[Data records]
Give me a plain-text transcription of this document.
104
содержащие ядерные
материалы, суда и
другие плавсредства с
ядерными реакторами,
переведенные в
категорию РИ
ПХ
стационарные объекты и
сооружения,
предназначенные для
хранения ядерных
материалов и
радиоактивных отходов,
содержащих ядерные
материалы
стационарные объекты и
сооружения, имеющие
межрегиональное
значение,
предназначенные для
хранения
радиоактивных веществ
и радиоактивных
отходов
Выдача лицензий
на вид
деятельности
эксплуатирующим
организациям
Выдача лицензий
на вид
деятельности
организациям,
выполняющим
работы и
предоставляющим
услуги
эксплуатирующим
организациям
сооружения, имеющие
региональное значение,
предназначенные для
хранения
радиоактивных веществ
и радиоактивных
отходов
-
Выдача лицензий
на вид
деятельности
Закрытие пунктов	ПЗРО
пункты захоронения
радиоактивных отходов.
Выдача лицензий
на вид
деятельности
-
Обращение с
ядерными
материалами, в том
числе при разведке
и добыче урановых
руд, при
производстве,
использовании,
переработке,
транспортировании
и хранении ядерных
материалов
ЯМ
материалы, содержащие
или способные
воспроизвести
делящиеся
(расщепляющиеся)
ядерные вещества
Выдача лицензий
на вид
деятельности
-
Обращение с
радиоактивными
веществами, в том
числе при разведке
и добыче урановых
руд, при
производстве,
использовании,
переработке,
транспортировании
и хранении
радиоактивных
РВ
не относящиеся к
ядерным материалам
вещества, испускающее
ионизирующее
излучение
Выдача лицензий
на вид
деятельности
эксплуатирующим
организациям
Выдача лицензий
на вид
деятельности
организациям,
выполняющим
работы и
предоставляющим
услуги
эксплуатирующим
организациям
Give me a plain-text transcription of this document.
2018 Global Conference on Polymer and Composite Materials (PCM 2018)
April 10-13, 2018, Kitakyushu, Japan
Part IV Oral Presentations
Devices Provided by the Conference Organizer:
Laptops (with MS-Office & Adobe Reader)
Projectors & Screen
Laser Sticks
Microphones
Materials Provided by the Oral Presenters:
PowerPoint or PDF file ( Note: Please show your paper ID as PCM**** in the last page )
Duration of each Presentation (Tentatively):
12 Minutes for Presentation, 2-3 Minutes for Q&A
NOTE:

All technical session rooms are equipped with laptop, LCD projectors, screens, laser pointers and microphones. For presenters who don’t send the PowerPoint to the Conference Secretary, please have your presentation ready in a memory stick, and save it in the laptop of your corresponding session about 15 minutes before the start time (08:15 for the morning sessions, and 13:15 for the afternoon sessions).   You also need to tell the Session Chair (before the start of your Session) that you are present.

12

Written request> Transcribe all of the entries without altering anything.

Solved exercise>
Give me a plain-text transcription of this document.
104
содержащие ядерные
материалы, суда и
другие плавсредства с
ядерными реакторами,
переведенные в
категорию РИ
ПХ
стационарные объекты и
сооружения,
предназначенные для
хранения ядерных
материалов и
радиоактивных отходов,
содержащих ядерные
материалы
стационарные объекты и
сооружения, имеющие
межрегиональное
значение,
предназначенные для
хранения
радиоактивных веществ
и радиоактивных
отходов
Выдача лицензий
на вид
деятельности
эксплуатирующим
организациям
Выдача лицензий
на вид
деятельности
организациям,
выполняющим
работы и
предоставляющим
услуги
эксплуатирующим
организациям
сооружения, имеющие
региональное значение,
предназначенные для
хранения
радиоактивных веществ
и радиоактивных
отходов
-
Выдача лицензий
на вид
деятельности
Закрытие пунктов	ПЗРО
пункты захоронения
радиоактивных отходов.
Выдача лицензий
на вид
деятельности
-
Обращение с
ядерными
материалами, в том
числе при разведке
и добыче урановых
руд, при
производстве,
использовании,
переработке,
транспортировании
и хранении ядерных
материалов
ЯМ
материалы, содержащие
или способные
воспроизвести
делящиеся
(расщепляющиеся)
ядерные вещества
Выдача лицензий
на вид
деятельности
-
Обращение с
радиоактивными
веществами, в том
числе при разведке
и добыче урановых
руд, при
производстве,
использовании,
переработке,
транспортировании
и хранении
радиоактивных
РВ
не относящиеся к
ядерным материалам
вещества, испускающее
ионизирующее
излучение
Выдача лицензий
на вид
деятельности
эксплуатирующим
организациям
Выдача лицензий
на вид
деятельности
организациям,
выполняющим
работы и
предоставляющим
услуги
эксплуатирующим
организациям
Give me a plain-text transcription of this document.
2018 Global Conference on Polymer and Composite Materials (PCM 2018)
April 10-13, 2018, Kitakyushu, Japan
Part IV Oral Presentations
Devices Provided by the Conference Organizer:
Laptops (with MS-Office & Adobe Reader)
Projectors & Screen
Laser Sticks
Microphones
Materials Provided by the Oral Presenters:
PowerPoint or PDF file ( Note: Please show your paper ID as PCM**** in the last page )
Duration of each Presentation (Tentatively):
12 Minutes for Presentation, 2-3 Minutes for Q&A
NOTE:

All technical session rooms are equipped with laptop, LCD projectors, screens, laser pointers and microphones. For presenters who don’t send the PowerPoint to the Conference Secretary, please have your presentation ready in a memory stick, and save it in the laptop of your corresponding session about 15 minutes before the start time (08:15 for the morning sessions, and 13:15 for the afternoon sessions).   You also need to tell the Session Chair (before the start of your Session) that you are present.

12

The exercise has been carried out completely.